_WRITTEN REQUEST:_
Report every line in the listing below where the string "amount" shows up.
-- Start RECORDS TO PROCESS --
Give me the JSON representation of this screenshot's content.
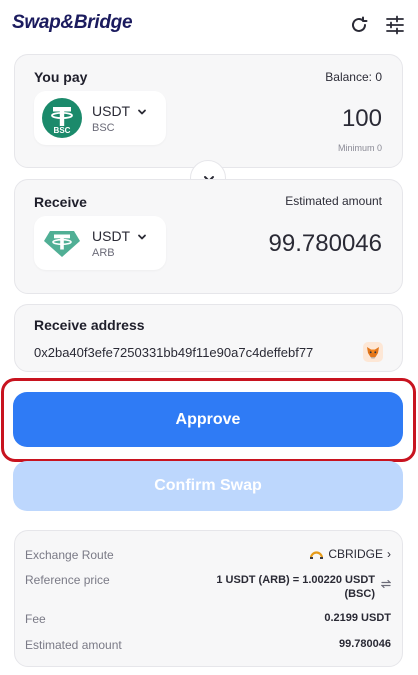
{
  "app": {
    "title": "Swap&Bridge"
  },
  "header": {
    "refresh_icon": "refresh-icon",
    "settings_icon": "sliders-icon"
  },
  "pay": {
    "title": "You pay",
    "balance": "Balance: 0",
    "token": {
      "symbol": "USDT",
      "network": "BSC",
      "icon": "tether-bsc-icon",
      "color": "#1b8a6b"
    },
    "amount": "100",
    "minimum": "Minimum 0"
  },
  "swap_toggle": {
    "icon": "chevron-down-icon"
  },
  "receive": {
    "title": "Receive",
    "estimated_label": "Estimated amount",
    "token": {
      "symbol": "USDT",
      "network": "ARB",
      "icon": "tether-icon",
      "color": "#50af95"
    },
    "amount": "99.780046"
  },
  "receive_address": {
    "title": "Receive address",
    "address": "0x2ba40f3efe7250331bb49f11e90a7c4deffebf77",
    "wallet_icon": "metamask-fox-icon"
  },
  "actions": {
    "approve_label": "Approve",
    "confirm_label": "Confirm Swap",
    "primary_color": "#2f7bf5",
    "disabled_color": "#bdd7fd",
    "highlight_color": "#c8131f"
  },
  "details": {
    "route_label": "Exchange Route",
    "route_value": "CBRIDGE",
    "route_icon": "cbridge-icon",
    "price_label": "Reference price",
    "price_value": "1 USDT (ARB) = 1.00220 USDT (BSC)",
    "fee_label": "Fee",
    "fee_value": "0.2199 USDT",
    "estimated_label": "Estimated amount",
    "estimated_value": "99.780046"
  }
}
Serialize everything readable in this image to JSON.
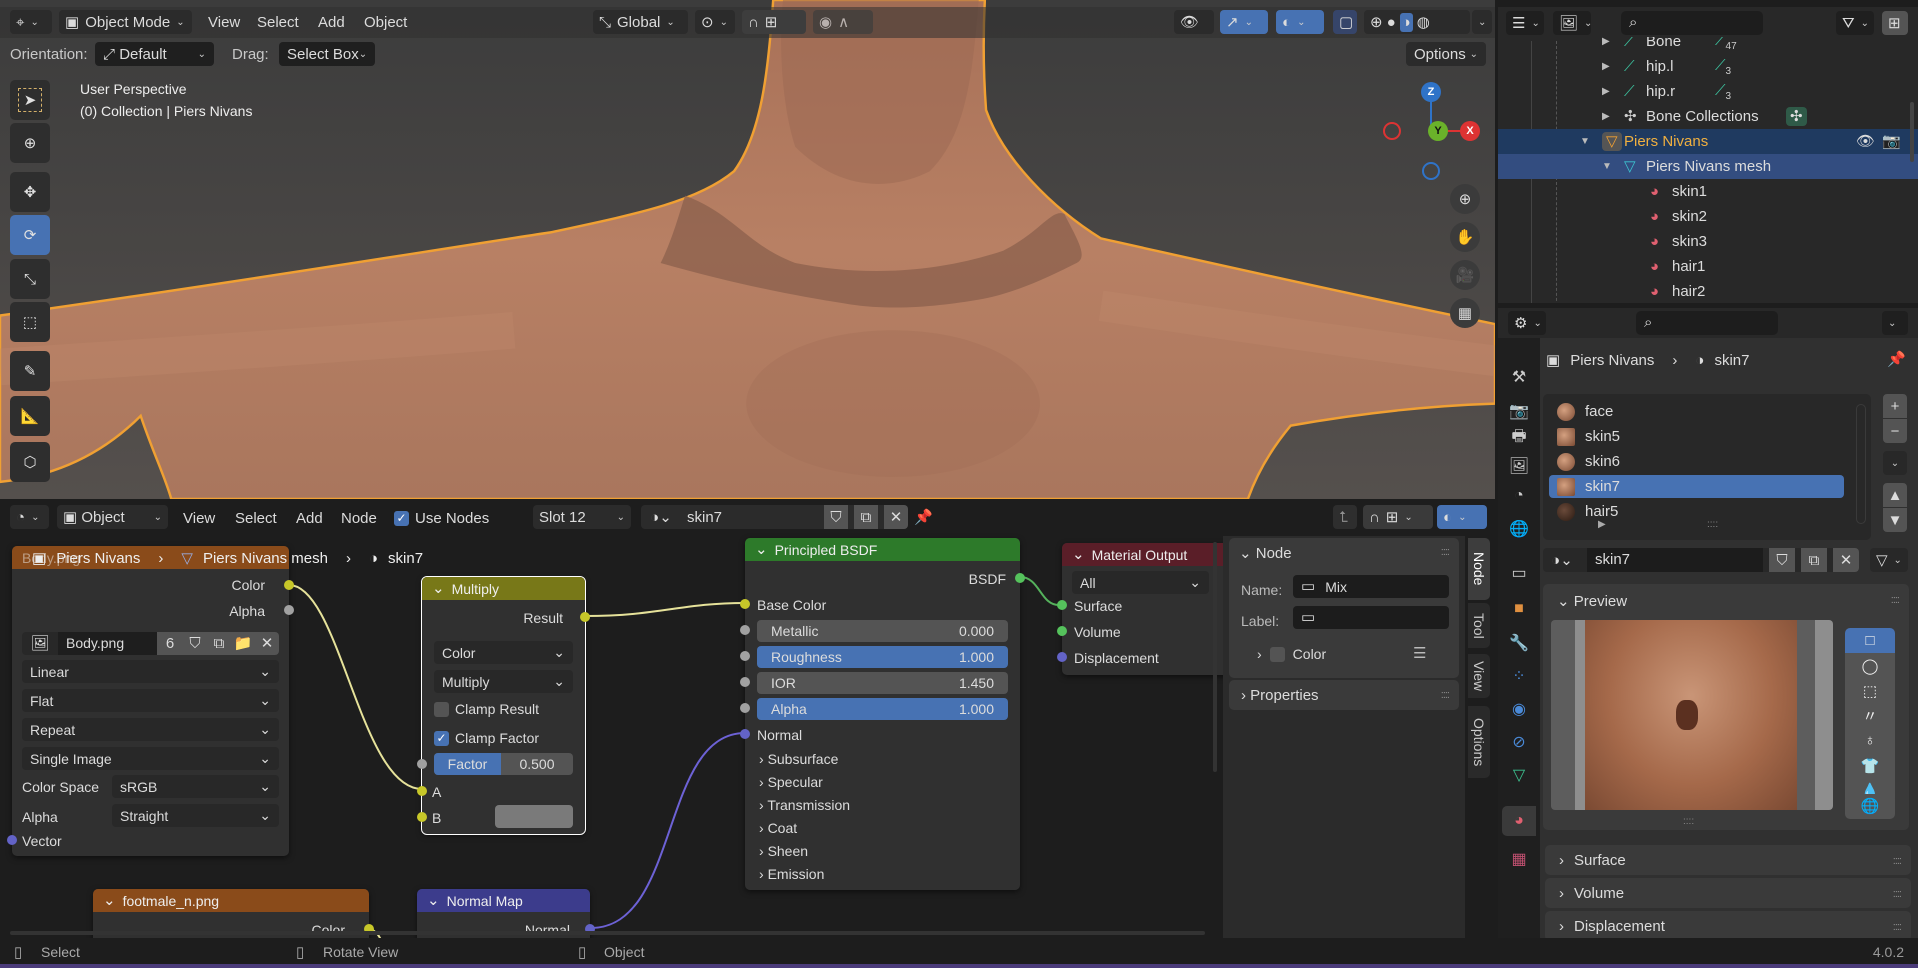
{
  "viewport": {
    "header": {
      "mode": "Object Mode",
      "menus": [
        "View",
        "Select",
        "Add",
        "Object"
      ],
      "transform_orientation": "Global",
      "options_label": "Options"
    },
    "tool_settings": {
      "orientation_label": "Orientation:",
      "orientation_value": "Default",
      "drag_label": "Drag:",
      "drag_value": "Select Box"
    },
    "overlay": {
      "view_name": "User Perspective",
      "collection_line": "(0) Collection | Piers Nivans"
    },
    "gizmo": {
      "z": "Z",
      "y": "Y",
      "x": "X"
    },
    "tools": [
      "select-box",
      "cursor",
      "move",
      "rotate",
      "scale",
      "transform",
      "annotate",
      "measure",
      "add-cube"
    ],
    "active_tool": "rotate",
    "colors": {
      "outline": "#f0a033",
      "skin": "#b27b5e",
      "active": "#4772b3"
    }
  },
  "node_editor": {
    "header": {
      "editor_mode": "Object",
      "menus": [
        "View",
        "Select",
        "Add",
        "Node"
      ],
      "use_nodes_label": "Use Nodes",
      "use_nodes": true,
      "slot": "Slot 12",
      "material": "skin7"
    },
    "breadcrumb": [
      "Piers Nivans",
      "Piers Nivans mesh",
      "skin7"
    ],
    "image_node": {
      "title_partial": "Body.png",
      "outputs": [
        "Color",
        "Alpha"
      ],
      "image": "Body.png",
      "users": "6",
      "interpolation": "Linear",
      "projection": "Flat",
      "extension": "Repeat",
      "source": "Single Image",
      "color_space_label": "Color Space",
      "color_space": "sRGB",
      "alpha_label": "Alpha",
      "alpha": "Straight",
      "input": "Vector"
    },
    "multiply_node": {
      "title": "Multiply",
      "output": "Result",
      "data_type": "Color",
      "blend": "Multiply",
      "clamp_result_label": "Clamp Result",
      "clamp_result": false,
      "clamp_factor_label": "Clamp Factor",
      "clamp_factor": true,
      "factor_label": "Factor",
      "factor_value": "0.500",
      "inputs": [
        "A",
        "B"
      ]
    },
    "principled_node": {
      "title": "Principled BSDF",
      "output": "BSDF",
      "base_color": "Base Color",
      "fields": [
        {
          "label": "Metallic",
          "value": "0.000",
          "highlight": false
        },
        {
          "label": "Roughness",
          "value": "1.000",
          "highlight": true
        },
        {
          "label": "IOR",
          "value": "1.450",
          "highlight": false
        },
        {
          "label": "Alpha",
          "value": "1.000",
          "highlight": true
        }
      ],
      "normal": "Normal",
      "panels": [
        "Subsurface",
        "Specular",
        "Transmission",
        "Coat",
        "Sheen",
        "Emission"
      ]
    },
    "output_node": {
      "title": "Material Output",
      "target": "All",
      "inputs": [
        "Surface",
        "Volume",
        "Displacement"
      ]
    },
    "footmale_node": {
      "title": "footmale_n.png",
      "output": "Color"
    },
    "normalmap_node": {
      "title": "Normal Map",
      "output": "Normal"
    },
    "sidebar": {
      "panel_title": "Node",
      "name_label": "Name:",
      "name_value": "Mix",
      "label_label": "Label:",
      "label_value": "",
      "color_label": "Color",
      "properties_label": "Properties",
      "tabs": [
        "Node",
        "Tool",
        "View",
        "Options"
      ],
      "active_tab": "Node"
    }
  },
  "outliner": {
    "rows": [
      {
        "label": "Bone",
        "badge": "47",
        "depth": 2,
        "icon": "bone-icon",
        "partial": true
      },
      {
        "label": "hip.l",
        "badge": "3",
        "depth": 2,
        "icon": "bone-icon"
      },
      {
        "label": "hip.r",
        "badge": "3",
        "depth": 2,
        "icon": "bone-icon"
      },
      {
        "label": "Bone Collections",
        "depth": 2,
        "icon": "bone-collections-icon"
      },
      {
        "label": "Piers Nivans",
        "depth": 1,
        "icon": "mesh-object-icon",
        "selected": true
      },
      {
        "label": "Piers Nivans mesh",
        "depth": 2,
        "icon": "mesh-data-icon",
        "highlighted": true
      },
      {
        "label": "skin1",
        "depth": 3,
        "icon": "material-icon"
      },
      {
        "label": "skin2",
        "depth": 3,
        "icon": "material-icon"
      },
      {
        "label": "skin3",
        "depth": 3,
        "icon": "material-icon"
      },
      {
        "label": "hair1",
        "depth": 3,
        "icon": "material-icon"
      },
      {
        "label": "hair2",
        "depth": 3,
        "icon": "material-icon"
      }
    ]
  },
  "properties": {
    "breadcrumb": [
      "Piers Nivans",
      "skin7"
    ],
    "material_slots": [
      {
        "name": "face",
        "selected": false
      },
      {
        "name": "skin5",
        "selected": false
      },
      {
        "name": "skin6",
        "selected": false
      },
      {
        "name": "skin7",
        "selected": true
      },
      {
        "name": "hair5",
        "selected": false
      }
    ],
    "material_name": "skin7",
    "preview_label": "Preview",
    "preview_shapes": [
      "flat",
      "sphere",
      "cube",
      "hair",
      "shader-ball",
      "cloth",
      "fluid"
    ],
    "panels": [
      "Surface",
      "Volume",
      "Displacement"
    ],
    "tabs": [
      "tool",
      "render",
      "output",
      "view-layer",
      "scene",
      "world",
      "collection",
      "object",
      "modifiers",
      "particles",
      "physics",
      "constraints",
      "data",
      "material",
      "texture"
    ],
    "active_tab": "material"
  },
  "status_bar": {
    "hints": [
      "Select",
      "Rotate View",
      "Object"
    ],
    "version": "4.0.2"
  }
}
-- End RECORDS TO PROCESS --
_WRITTEN REPLY:_
    "amount": "100",
    "estimated_label": "Estimated amount",
    "amount": "99.780046"
    "estimated_label": "Estimated amount",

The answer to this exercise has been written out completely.